> _Work required_: Extract from the listing each line in which the word "изменения" appears.

-- Raw data start --

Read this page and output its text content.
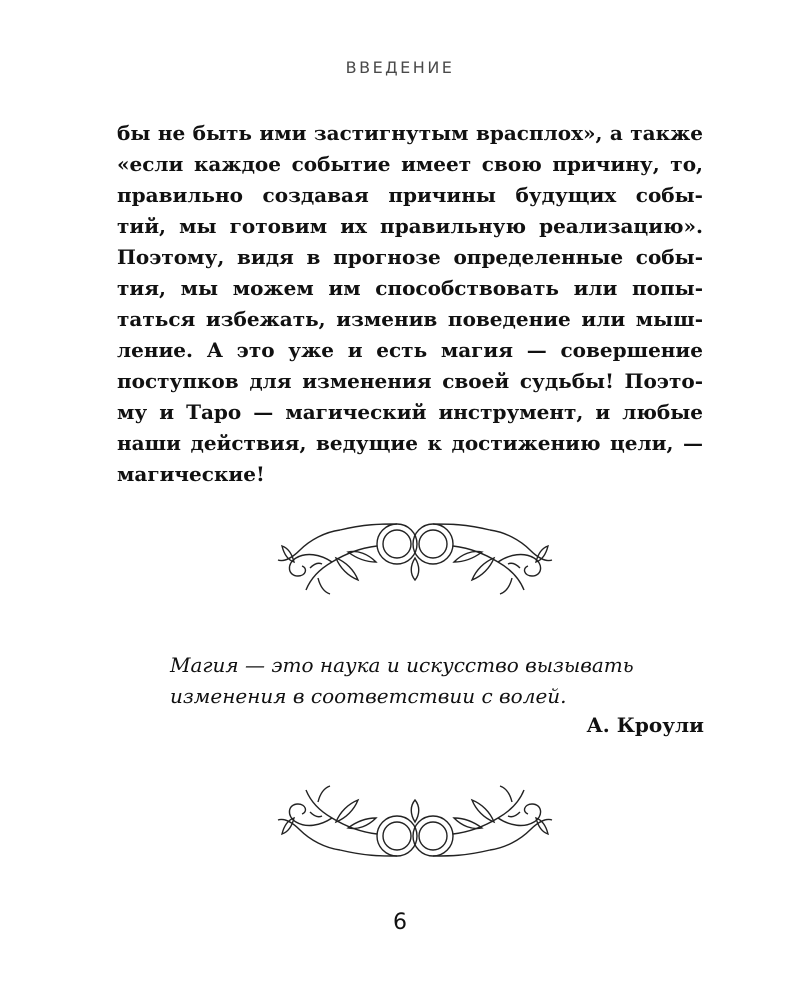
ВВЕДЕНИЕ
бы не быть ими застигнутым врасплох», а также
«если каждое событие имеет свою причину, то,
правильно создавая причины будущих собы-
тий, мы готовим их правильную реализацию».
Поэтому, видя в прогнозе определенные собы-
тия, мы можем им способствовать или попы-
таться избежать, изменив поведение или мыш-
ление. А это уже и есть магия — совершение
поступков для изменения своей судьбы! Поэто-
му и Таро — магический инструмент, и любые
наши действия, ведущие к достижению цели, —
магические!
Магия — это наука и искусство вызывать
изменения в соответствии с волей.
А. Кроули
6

-- Raw data end --

> _Final result_:
поступков для изменения своей судьбы! Поэто-
изменения в соответствии с волей.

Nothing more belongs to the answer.